THE TASK:
In the listing below, locate the lines that hold the string "this". Copy those lines.

[INFORMATION SHOWN start]

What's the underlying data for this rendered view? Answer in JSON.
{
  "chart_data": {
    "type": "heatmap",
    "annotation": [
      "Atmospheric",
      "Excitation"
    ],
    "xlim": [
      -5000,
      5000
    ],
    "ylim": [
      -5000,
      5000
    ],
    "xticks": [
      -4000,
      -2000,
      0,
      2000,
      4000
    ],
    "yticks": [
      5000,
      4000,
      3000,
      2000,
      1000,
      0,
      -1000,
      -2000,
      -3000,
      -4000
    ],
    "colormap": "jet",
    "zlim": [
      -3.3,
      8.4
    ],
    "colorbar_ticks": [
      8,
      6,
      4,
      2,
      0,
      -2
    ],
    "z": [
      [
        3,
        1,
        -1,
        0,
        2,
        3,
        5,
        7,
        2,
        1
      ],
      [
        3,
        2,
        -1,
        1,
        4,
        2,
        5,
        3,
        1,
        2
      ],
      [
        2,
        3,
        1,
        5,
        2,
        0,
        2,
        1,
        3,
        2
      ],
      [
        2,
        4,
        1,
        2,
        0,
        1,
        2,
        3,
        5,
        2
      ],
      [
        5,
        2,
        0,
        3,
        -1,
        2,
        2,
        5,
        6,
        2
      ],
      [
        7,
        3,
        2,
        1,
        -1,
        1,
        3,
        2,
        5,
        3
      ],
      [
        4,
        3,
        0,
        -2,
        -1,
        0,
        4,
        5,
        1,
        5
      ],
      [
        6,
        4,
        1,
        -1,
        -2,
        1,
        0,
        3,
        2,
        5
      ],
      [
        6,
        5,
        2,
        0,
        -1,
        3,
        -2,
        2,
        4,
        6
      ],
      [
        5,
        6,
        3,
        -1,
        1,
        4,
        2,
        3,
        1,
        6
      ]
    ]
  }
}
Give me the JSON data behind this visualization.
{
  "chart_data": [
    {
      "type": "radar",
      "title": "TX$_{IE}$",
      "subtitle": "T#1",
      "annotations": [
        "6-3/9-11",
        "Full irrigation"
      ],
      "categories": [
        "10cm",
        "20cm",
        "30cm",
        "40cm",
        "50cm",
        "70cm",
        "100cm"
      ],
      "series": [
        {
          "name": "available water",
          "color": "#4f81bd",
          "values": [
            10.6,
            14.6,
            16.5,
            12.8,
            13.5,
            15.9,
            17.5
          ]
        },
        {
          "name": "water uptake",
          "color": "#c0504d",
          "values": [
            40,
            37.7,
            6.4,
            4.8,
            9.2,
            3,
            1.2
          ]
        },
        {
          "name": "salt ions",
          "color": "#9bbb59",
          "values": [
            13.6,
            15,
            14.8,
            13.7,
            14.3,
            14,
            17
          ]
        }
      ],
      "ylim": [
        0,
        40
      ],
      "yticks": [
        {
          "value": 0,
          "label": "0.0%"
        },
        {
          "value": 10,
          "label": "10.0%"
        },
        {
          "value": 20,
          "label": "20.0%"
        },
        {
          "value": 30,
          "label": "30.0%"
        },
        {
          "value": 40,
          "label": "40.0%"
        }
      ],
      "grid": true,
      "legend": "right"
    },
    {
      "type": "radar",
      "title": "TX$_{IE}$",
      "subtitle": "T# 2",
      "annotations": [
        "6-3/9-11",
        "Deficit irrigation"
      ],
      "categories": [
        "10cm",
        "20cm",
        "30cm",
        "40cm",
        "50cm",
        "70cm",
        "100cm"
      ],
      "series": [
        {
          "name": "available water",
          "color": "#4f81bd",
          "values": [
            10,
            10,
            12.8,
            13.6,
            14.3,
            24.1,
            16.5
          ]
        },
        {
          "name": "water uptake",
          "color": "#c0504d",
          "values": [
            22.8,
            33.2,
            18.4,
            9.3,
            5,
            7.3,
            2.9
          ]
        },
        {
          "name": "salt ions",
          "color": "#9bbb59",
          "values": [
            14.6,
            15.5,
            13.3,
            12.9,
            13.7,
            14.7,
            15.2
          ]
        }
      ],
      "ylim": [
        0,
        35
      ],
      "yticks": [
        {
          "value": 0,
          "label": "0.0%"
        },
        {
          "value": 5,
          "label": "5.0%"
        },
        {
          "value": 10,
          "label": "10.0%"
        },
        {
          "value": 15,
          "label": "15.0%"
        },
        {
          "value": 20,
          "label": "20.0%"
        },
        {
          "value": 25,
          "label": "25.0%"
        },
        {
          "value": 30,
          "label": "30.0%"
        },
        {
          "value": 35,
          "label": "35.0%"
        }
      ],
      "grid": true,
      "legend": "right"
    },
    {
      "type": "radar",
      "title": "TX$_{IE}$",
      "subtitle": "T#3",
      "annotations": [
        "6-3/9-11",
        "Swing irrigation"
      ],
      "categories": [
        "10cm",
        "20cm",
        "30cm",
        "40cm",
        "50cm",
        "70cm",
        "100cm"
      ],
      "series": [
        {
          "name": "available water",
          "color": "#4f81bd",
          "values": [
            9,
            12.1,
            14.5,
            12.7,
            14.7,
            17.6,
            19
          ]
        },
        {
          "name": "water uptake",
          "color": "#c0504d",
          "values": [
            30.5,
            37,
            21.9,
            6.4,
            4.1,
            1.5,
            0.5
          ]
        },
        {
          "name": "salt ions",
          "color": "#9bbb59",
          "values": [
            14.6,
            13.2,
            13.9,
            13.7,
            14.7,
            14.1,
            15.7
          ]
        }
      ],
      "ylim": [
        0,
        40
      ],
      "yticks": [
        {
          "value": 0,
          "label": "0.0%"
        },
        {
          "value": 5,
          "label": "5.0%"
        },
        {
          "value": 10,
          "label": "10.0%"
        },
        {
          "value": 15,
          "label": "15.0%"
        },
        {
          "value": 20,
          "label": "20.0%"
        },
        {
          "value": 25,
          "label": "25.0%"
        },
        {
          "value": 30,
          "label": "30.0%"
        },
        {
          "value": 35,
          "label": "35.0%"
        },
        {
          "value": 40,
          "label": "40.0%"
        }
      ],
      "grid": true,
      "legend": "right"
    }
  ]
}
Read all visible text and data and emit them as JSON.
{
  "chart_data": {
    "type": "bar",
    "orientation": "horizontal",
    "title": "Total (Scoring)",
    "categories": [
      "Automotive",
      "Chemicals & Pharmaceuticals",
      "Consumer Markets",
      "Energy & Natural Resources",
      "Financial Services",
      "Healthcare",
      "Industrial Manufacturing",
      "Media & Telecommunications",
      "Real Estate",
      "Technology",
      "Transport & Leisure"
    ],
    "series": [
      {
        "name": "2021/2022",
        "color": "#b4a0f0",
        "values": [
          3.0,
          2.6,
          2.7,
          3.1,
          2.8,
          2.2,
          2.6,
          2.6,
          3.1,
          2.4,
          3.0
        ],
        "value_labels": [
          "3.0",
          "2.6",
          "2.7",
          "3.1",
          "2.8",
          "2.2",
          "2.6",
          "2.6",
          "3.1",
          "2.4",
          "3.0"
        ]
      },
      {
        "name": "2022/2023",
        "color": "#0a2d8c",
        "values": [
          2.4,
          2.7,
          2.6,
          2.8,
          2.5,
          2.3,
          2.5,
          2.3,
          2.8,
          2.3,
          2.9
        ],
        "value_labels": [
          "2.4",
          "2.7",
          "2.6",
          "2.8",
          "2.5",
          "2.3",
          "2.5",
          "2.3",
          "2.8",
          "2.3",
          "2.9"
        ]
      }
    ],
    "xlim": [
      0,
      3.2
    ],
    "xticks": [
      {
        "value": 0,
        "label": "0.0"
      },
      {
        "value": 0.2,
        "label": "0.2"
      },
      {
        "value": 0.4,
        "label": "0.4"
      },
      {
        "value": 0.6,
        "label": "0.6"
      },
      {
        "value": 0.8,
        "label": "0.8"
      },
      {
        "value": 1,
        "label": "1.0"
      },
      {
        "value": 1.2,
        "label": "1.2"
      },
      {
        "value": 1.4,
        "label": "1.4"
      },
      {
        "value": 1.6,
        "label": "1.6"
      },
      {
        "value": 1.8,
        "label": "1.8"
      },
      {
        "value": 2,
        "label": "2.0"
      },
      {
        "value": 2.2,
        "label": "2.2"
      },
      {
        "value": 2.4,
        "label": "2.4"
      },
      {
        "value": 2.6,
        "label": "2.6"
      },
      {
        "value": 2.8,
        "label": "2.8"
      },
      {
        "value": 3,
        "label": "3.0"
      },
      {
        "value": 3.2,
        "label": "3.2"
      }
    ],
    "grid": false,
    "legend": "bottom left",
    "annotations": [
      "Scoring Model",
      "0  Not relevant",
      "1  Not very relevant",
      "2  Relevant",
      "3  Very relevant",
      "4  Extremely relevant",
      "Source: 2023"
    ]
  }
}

[INFORMATION SHOWN end]

THE RESULT:
What's the underlying data for this rendered view? Answer in JSON.
Give me the JSON data behind this visualization.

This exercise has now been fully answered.